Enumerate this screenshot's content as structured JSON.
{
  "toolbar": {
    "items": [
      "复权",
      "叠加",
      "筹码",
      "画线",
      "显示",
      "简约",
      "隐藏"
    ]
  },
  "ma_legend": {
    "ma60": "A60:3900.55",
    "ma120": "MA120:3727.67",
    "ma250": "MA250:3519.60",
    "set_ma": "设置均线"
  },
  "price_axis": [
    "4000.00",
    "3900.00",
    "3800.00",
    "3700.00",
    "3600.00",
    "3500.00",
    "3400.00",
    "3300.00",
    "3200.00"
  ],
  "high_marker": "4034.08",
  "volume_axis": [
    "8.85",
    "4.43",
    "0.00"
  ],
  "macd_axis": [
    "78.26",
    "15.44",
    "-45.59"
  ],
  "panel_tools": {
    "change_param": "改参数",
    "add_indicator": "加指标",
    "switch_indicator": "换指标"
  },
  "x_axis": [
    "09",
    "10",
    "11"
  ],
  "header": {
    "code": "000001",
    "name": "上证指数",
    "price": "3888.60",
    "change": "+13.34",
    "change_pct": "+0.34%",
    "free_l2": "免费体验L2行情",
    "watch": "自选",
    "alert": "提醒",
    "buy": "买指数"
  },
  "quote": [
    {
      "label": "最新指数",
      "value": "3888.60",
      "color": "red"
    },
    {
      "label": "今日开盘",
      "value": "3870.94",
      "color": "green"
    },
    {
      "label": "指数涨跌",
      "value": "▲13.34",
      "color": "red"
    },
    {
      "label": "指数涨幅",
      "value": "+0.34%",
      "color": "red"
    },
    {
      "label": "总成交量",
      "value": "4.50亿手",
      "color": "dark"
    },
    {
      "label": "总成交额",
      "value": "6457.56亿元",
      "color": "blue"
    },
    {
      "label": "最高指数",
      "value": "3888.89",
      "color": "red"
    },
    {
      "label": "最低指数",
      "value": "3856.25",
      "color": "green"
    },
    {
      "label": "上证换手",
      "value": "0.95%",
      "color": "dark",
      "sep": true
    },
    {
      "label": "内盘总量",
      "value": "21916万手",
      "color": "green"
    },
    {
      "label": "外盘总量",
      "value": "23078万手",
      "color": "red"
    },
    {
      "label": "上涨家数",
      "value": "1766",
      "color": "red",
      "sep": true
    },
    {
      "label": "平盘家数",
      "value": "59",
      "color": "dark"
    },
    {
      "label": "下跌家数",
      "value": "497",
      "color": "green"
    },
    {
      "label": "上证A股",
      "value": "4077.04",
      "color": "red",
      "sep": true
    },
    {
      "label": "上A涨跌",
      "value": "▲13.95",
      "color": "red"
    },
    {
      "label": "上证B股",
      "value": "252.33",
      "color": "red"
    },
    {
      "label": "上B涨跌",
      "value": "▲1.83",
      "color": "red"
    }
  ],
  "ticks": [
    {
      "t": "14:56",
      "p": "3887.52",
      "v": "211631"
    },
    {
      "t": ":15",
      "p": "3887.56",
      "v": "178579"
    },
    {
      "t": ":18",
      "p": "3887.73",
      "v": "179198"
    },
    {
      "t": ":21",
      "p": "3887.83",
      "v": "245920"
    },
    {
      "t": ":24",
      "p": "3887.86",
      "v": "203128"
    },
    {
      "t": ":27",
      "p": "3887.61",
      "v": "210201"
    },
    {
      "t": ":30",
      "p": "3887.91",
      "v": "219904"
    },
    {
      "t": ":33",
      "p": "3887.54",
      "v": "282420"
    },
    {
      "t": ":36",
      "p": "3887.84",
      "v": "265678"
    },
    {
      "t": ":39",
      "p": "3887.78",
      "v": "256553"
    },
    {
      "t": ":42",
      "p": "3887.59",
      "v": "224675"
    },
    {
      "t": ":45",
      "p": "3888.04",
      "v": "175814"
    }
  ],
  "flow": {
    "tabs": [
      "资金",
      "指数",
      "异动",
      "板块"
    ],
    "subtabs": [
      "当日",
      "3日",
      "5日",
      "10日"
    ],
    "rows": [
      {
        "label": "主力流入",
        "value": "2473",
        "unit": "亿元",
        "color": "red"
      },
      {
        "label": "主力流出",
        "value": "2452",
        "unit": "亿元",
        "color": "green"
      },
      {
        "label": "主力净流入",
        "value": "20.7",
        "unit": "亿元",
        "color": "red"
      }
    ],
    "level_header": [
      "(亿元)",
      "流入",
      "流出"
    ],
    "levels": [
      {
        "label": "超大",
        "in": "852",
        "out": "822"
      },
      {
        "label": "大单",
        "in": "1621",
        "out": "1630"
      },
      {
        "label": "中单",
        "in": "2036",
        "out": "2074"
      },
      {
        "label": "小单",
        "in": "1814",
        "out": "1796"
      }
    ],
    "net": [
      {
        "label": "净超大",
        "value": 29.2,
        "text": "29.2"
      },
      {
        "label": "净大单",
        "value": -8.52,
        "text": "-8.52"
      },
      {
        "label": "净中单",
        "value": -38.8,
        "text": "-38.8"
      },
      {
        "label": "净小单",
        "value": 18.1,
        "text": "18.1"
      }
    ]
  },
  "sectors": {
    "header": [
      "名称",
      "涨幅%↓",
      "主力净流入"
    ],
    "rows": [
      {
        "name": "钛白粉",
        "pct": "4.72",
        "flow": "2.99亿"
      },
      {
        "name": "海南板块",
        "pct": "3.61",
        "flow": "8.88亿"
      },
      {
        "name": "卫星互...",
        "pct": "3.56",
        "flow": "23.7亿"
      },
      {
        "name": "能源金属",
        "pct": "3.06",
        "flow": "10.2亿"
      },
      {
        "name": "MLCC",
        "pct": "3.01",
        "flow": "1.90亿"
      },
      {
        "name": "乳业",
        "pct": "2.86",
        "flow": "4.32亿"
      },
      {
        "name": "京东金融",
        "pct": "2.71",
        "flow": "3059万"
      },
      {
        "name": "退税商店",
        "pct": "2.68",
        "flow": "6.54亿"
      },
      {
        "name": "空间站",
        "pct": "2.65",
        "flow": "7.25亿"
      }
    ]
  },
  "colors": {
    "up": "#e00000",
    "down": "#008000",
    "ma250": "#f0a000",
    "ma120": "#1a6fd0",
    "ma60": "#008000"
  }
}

☆ ☆ ☆ ☆ ☆ ☆ ☆

* [Set task] The full set of records should be duplicated exactly.

* [Reply to the exercise]
Enumerate this screenshot's content as structured JSON.
{
  "toolbar": {
    "items": [
      "复权",
      "叠加",
      "筹码",
      "画线",
      "显示",
      "简约",
      "隐藏"
    ]
  },
  "ma_legend": {
    "ma60": "A60:3900.55",
    "ma120": "MA120:3727.67",
    "ma250": "MA250:3519.60",
    "set_ma": "设置均线"
  },
  "price_axis": [
    "4000.00",
    "3900.00",
    "3800.00",
    "3700.00",
    "3600.00",
    "3500.00",
    "3400.00",
    "3300.00",
    "3200.00"
  ],
  "high_marker": "4034.08",
  "volume_axis": [
    "8.85",
    "4.43",
    "0.00"
  ],
  "macd_axis": [
    "78.26",
    "15.44",
    "-45.59"
  ],
  "panel_tools": {
    "change_param": "改参数",
    "add_indicator": "加指标",
    "switch_indicator": "换指标"
  },
  "x_axis": [
    "09",
    "10",
    "11"
  ],
  "header": {
    "code": "000001",
    "name": "上证指数",
    "price": "3888.60",
    "change": "+13.34",
    "change_pct": "+0.34%",
    "free_l2": "免费体验L2行情",
    "watch": "自选",
    "alert": "提醒",
    "buy": "买指数"
  },
  "quote": [
    {
      "label": "最新指数",
      "value": "3888.60",
      "color": "red"
    },
    {
      "label": "今日开盘",
      "value": "3870.94",
      "color": "green"
    },
    {
      "label": "指数涨跌",
      "value": "▲13.34",
      "color": "red"
    },
    {
      "label": "指数涨幅",
      "value": "+0.34%",
      "color": "red"
    },
    {
      "label": "总成交量",
      "value": "4.50亿手",
      "color": "dark"
    },
    {
      "label": "总成交额",
      "value": "6457.56亿元",
      "color": "blue"
    },
    {
      "label": "最高指数",
      "value": "3888.89",
      "color": "red"
    },
    {
      "label": "最低指数",
      "value": "3856.25",
      "color": "green"
    },
    {
      "label": "上证换手",
      "value": "0.95%",
      "color": "dark",
      "sep": true
    },
    {
      "label": "内盘总量",
      "value": "21916万手",
      "color": "green"
    },
    {
      "label": "外盘总量",
      "value": "23078万手",
      "color": "red"
    },
    {
      "label": "上涨家数",
      "value": "1766",
      "color": "red",
      "sep": true
    },
    {
      "label": "平盘家数",
      "value": "59",
      "color": "dark"
    },
    {
      "label": "下跌家数",
      "value": "497",
      "color": "green"
    },
    {
      "label": "上证A股",
      "value": "4077.04",
      "color": "red",
      "sep": true
    },
    {
      "label": "上A涨跌",
      "value": "▲13.95",
      "color": "red"
    },
    {
      "label": "上证B股",
      "value": "252.33",
      "color": "red"
    },
    {
      "label": "上B涨跌",
      "value": "▲1.83",
      "color": "red"
    }
  ],
  "ticks": [
    {
      "t": "14:56",
      "p": "3887.52",
      "v": "211631"
    },
    {
      "t": ":15",
      "p": "3887.56",
      "v": "178579"
    },
    {
      "t": ":18",
      "p": "3887.73",
      "v": "179198"
    },
    {
      "t": ":21",
      "p": "3887.83",
      "v": "245920"
    },
    {
      "t": ":24",
      "p": "3887.86",
      "v": "203128"
    },
    {
      "t": ":27",
      "p": "3887.61",
      "v": "210201"
    },
    {
      "t": ":30",
      "p": "3887.91",
      "v": "219904"
    },
    {
      "t": ":33",
      "p": "3887.54",
      "v": "282420"
    },
    {
      "t": ":36",
      "p": "3887.84",
      "v": "265678"
    },
    {
      "t": ":39",
      "p": "3887.78",
      "v": "256553"
    },
    {
      "t": ":42",
      "p": "3887.59",
      "v": "224675"
    },
    {
      "t": ":45",
      "p": "3888.04",
      "v": "175814"
    }
  ],
  "flow": {
    "tabs": [
      "资金",
      "指数",
      "异动",
      "板块"
    ],
    "subtabs": [
      "当日",
      "3日",
      "5日",
      "10日"
    ],
    "rows": [
      {
        "label": "主力流入",
        "value": "2473",
        "unit": "亿元",
        "color": "red"
      },
      {
        "label": "主力流出",
        "value": "2452",
        "unit": "亿元",
        "color": "green"
      },
      {
        "label": "主力净流入",
        "value": "20.7",
        "unit": "亿元",
        "color": "red"
      }
    ],
    "level_header": [
      "(亿元)",
      "流入",
      "流出"
    ],
    "levels": [
      {
        "label": "超大",
        "in": "852",
        "out": "822"
      },
      {
        "label": "大单",
        "in": "1621",
        "out": "1630"
      },
      {
        "label": "中单",
        "in": "2036",
        "out": "2074"
      },
      {
        "label": "小单",
        "in": "1814",
        "out": "1796"
      }
    ],
    "net": [
      {
        "label": "净超大",
        "value": 29.2,
        "text": "29.2"
      },
      {
        "label": "净大单",
        "value": -8.52,
        "text": "-8.52"
      },
      {
        "label": "净中单",
        "value": -38.8,
        "text": "-38.8"
      },
      {
        "label": "净小单",
        "value": 18.1,
        "text": "18.1"
      }
    ]
  },
  "sectors": {
    "header": [
      "名称",
      "涨幅%↓",
      "主力净流入"
    ],
    "rows": [
      {
        "name": "钛白粉",
        "pct": "4.72",
        "flow": "2.99亿"
      },
      {
        "name": "海南板块",
        "pct": "3.61",
        "flow": "8.88亿"
      },
      {
        "name": "卫星互...",
        "pct": "3.56",
        "flow": "23.7亿"
      },
      {
        "name": "能源金属",
        "pct": "3.06",
        "flow": "10.2亿"
      },
      {
        "name": "MLCC",
        "pct": "3.01",
        "flow": "1.90亿"
      },
      {
        "name": "乳业",
        "pct": "2.86",
        "flow": "4.32亿"
      },
      {
        "name": "京东金融",
        "pct": "2.71",
        "flow": "3059万"
      },
      {
        "name": "退税商店",
        "pct": "2.68",
        "flow": "6.54亿"
      },
      {
        "name": "空间站",
        "pct": "2.65",
        "flow": "7.25亿"
      }
    ]
  },
  "colors": {
    "up": "#e00000",
    "down": "#008000",
    "ma250": "#f0a000",
    "ma120": "#1a6fd0",
    "ma60": "#008000"
  }
}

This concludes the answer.